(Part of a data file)
+++
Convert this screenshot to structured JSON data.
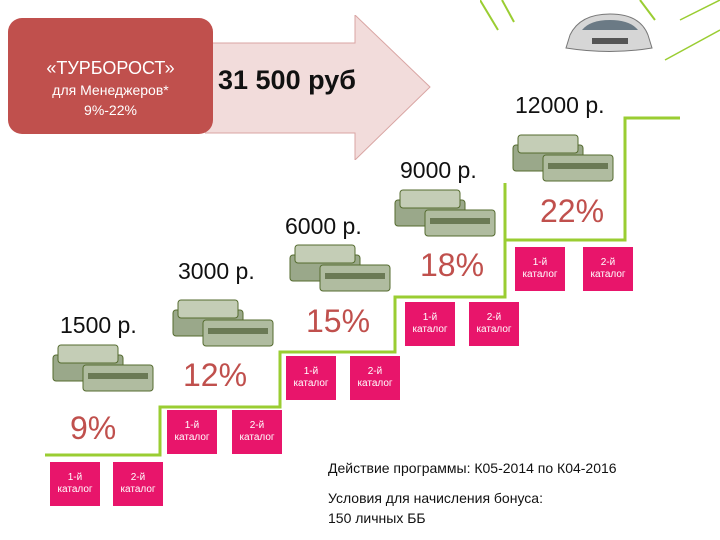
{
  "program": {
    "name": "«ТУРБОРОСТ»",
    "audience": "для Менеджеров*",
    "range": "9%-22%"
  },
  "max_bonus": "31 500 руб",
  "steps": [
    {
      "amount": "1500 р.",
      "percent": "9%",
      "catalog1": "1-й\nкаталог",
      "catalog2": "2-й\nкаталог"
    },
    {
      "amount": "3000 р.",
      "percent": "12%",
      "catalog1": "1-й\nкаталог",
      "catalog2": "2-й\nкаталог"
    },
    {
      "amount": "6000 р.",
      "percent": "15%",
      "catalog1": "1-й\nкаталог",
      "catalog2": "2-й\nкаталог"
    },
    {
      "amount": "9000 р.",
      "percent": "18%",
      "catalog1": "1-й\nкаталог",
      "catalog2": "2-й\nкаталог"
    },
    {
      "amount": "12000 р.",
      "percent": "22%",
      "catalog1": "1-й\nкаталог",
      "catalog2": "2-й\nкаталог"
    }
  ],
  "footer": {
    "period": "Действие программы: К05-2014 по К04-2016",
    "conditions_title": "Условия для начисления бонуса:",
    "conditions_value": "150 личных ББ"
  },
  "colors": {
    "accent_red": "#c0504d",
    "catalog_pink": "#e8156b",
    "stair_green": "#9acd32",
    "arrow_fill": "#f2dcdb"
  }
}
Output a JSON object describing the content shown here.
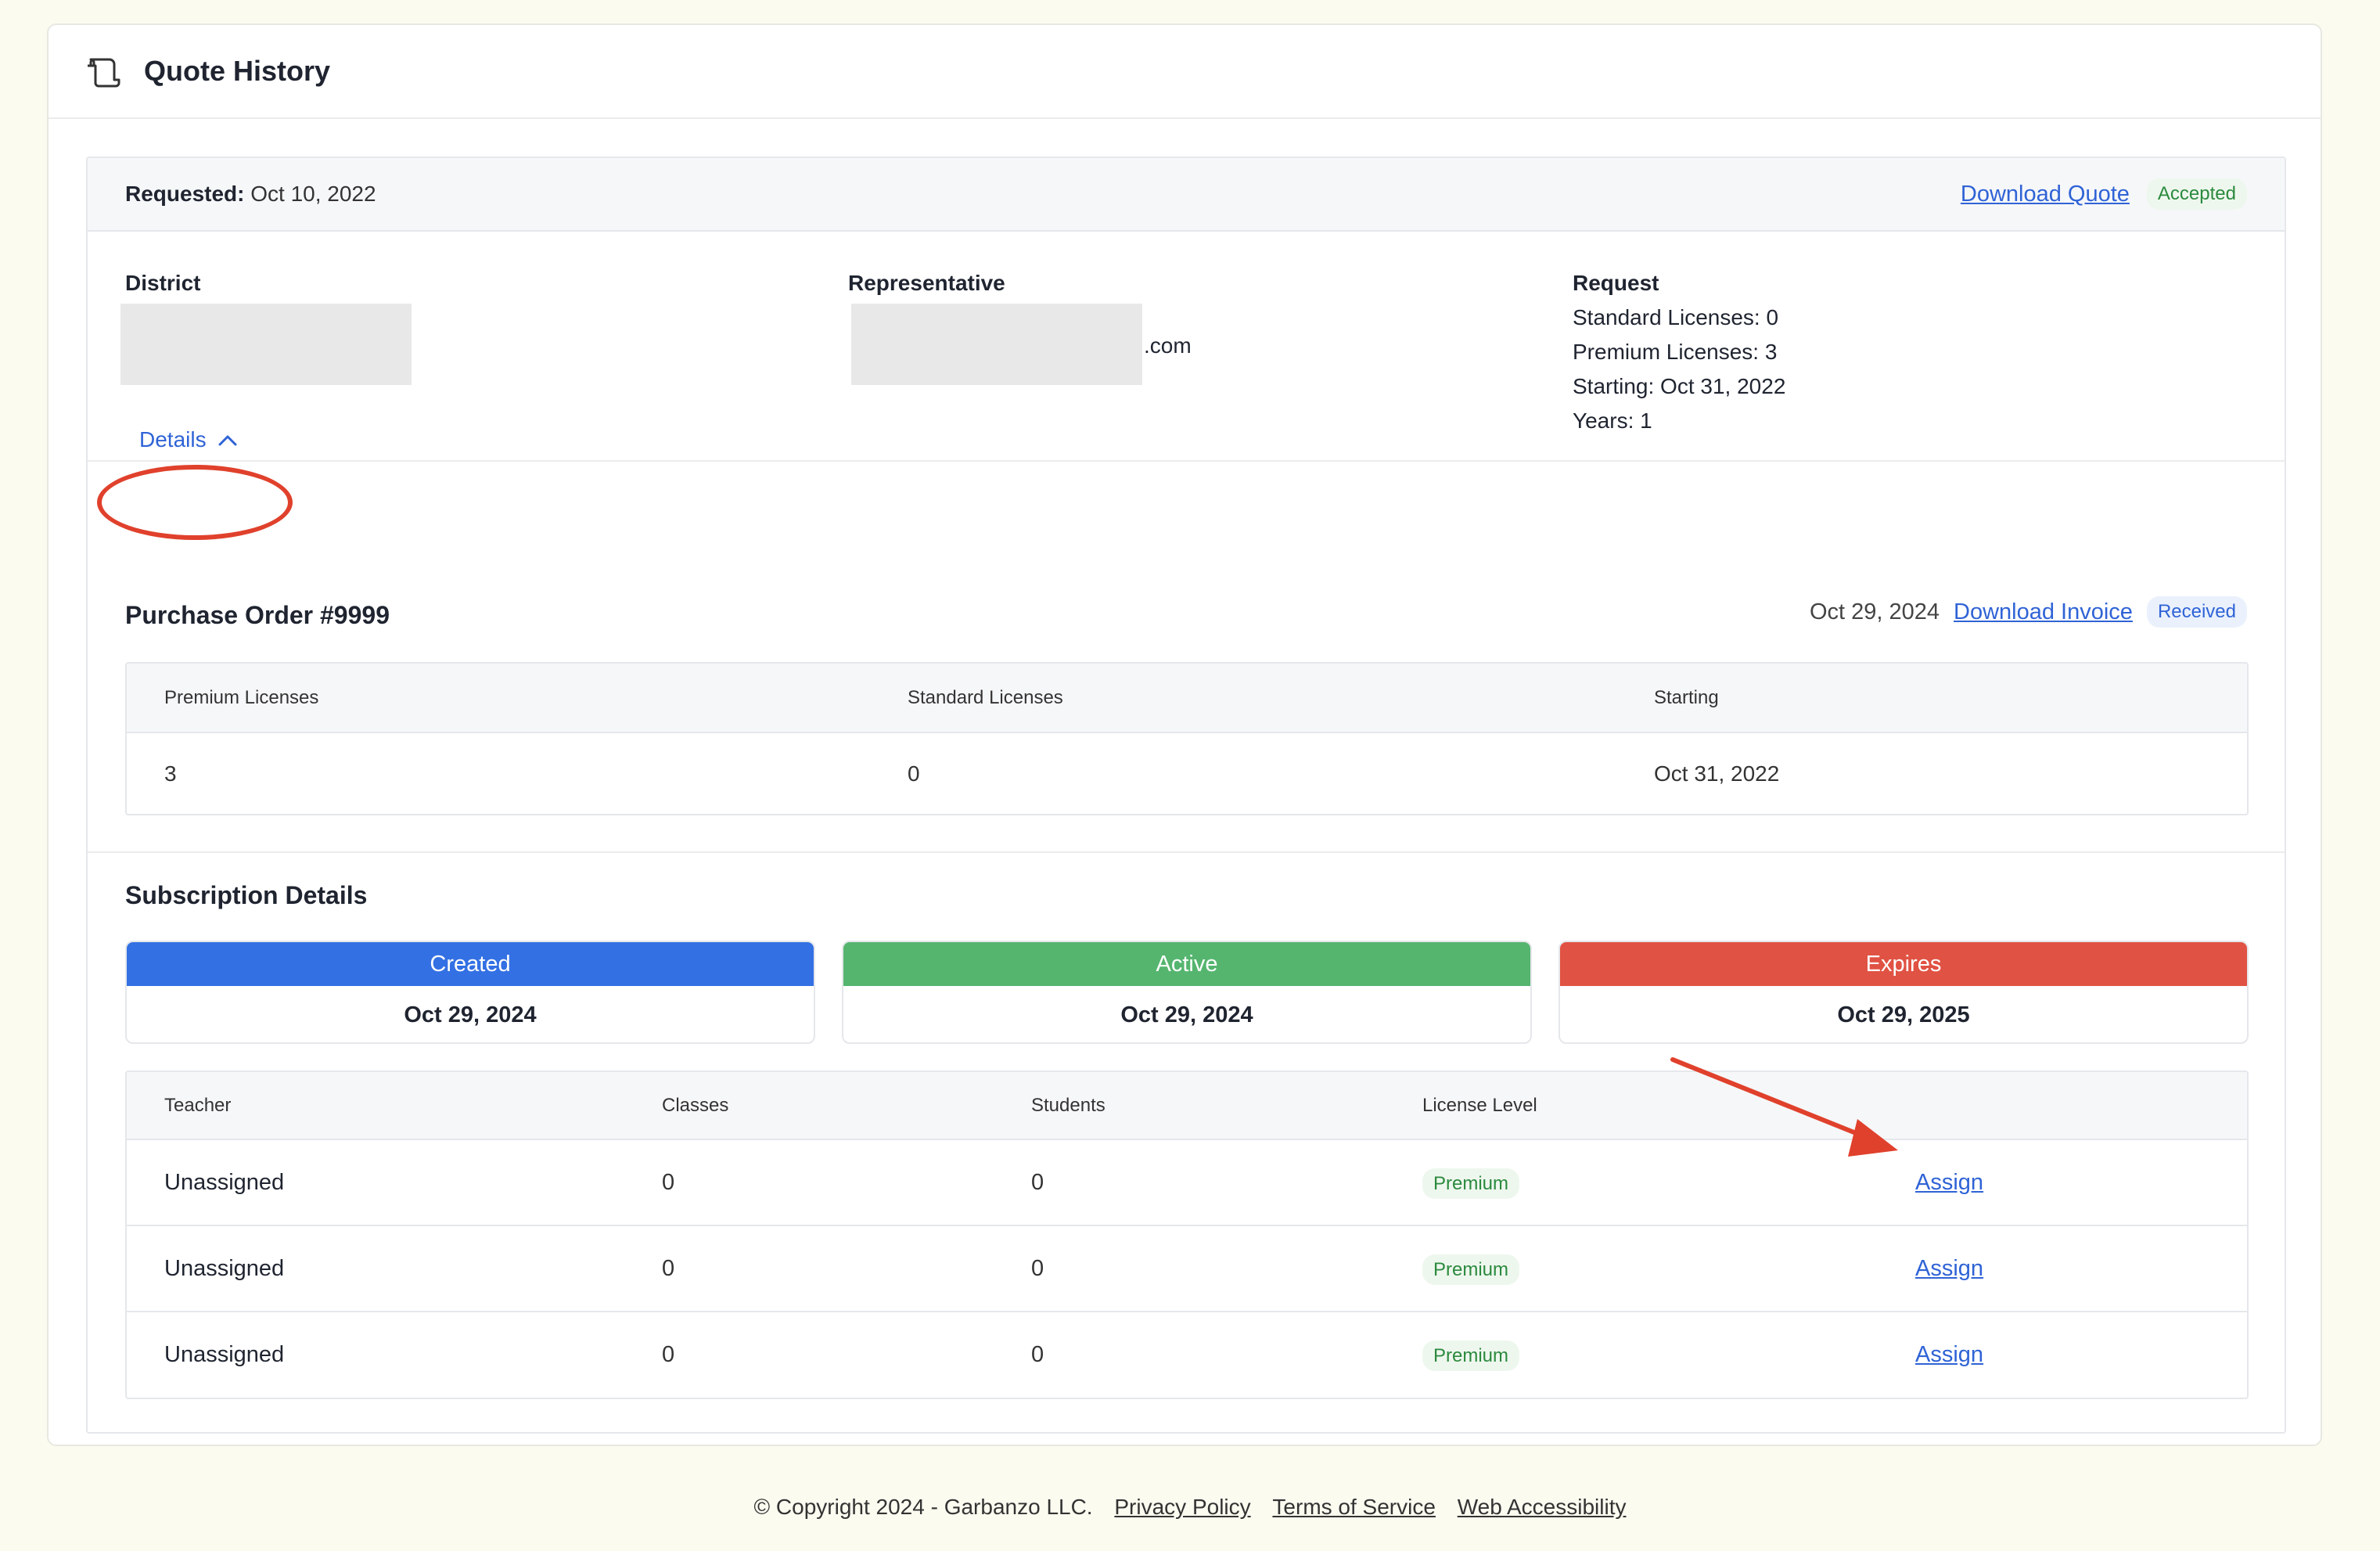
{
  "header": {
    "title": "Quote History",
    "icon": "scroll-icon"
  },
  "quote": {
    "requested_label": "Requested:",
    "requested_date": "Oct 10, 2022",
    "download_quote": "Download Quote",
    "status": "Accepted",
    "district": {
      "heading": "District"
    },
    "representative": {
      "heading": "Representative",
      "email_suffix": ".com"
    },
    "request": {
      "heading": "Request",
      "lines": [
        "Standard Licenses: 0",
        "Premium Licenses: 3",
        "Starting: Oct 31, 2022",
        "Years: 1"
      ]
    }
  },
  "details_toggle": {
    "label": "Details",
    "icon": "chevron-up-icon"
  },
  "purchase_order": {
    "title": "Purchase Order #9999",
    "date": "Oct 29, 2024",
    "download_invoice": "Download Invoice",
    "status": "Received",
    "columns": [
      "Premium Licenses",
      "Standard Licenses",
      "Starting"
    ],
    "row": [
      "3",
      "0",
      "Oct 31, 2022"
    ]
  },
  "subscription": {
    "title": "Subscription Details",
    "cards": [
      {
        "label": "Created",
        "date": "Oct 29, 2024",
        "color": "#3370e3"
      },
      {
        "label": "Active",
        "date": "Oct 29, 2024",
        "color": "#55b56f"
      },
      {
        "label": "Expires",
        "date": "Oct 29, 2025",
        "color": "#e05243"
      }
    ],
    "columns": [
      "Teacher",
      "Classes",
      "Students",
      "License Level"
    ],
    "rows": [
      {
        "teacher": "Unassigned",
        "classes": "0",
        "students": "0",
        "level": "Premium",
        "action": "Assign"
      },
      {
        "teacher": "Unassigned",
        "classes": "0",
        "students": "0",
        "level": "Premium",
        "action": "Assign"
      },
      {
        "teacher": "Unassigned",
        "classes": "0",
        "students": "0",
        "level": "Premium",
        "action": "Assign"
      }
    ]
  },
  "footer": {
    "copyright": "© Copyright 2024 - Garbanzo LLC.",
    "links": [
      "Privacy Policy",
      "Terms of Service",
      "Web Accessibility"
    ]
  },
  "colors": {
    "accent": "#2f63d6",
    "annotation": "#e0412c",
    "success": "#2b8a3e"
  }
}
+++
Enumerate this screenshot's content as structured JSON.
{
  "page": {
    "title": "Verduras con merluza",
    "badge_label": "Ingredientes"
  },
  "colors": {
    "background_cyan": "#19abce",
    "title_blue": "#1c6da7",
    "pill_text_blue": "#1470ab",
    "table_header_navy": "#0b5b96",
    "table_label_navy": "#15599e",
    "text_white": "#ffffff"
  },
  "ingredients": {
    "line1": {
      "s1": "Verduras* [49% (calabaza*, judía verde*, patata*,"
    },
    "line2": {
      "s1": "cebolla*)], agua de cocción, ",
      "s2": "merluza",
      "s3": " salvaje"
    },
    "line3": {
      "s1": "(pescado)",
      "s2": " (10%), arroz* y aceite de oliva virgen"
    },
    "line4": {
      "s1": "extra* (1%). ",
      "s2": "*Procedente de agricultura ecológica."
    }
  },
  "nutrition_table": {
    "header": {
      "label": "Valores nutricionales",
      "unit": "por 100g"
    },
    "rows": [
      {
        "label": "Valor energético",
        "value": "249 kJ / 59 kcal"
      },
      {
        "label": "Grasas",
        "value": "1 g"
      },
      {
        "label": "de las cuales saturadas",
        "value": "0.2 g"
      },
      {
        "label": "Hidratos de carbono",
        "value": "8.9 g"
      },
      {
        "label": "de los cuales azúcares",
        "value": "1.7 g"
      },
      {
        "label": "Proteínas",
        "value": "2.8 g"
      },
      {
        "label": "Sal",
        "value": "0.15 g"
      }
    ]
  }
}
+++
Stated task:
Show, from the listing above, each line that contains the word "JSON".

Complete answer:
Convert this screenshot to structured JSON data.
Output a JSON object describing the content shown here.
Enumerate this screenshot's content as structured JSON.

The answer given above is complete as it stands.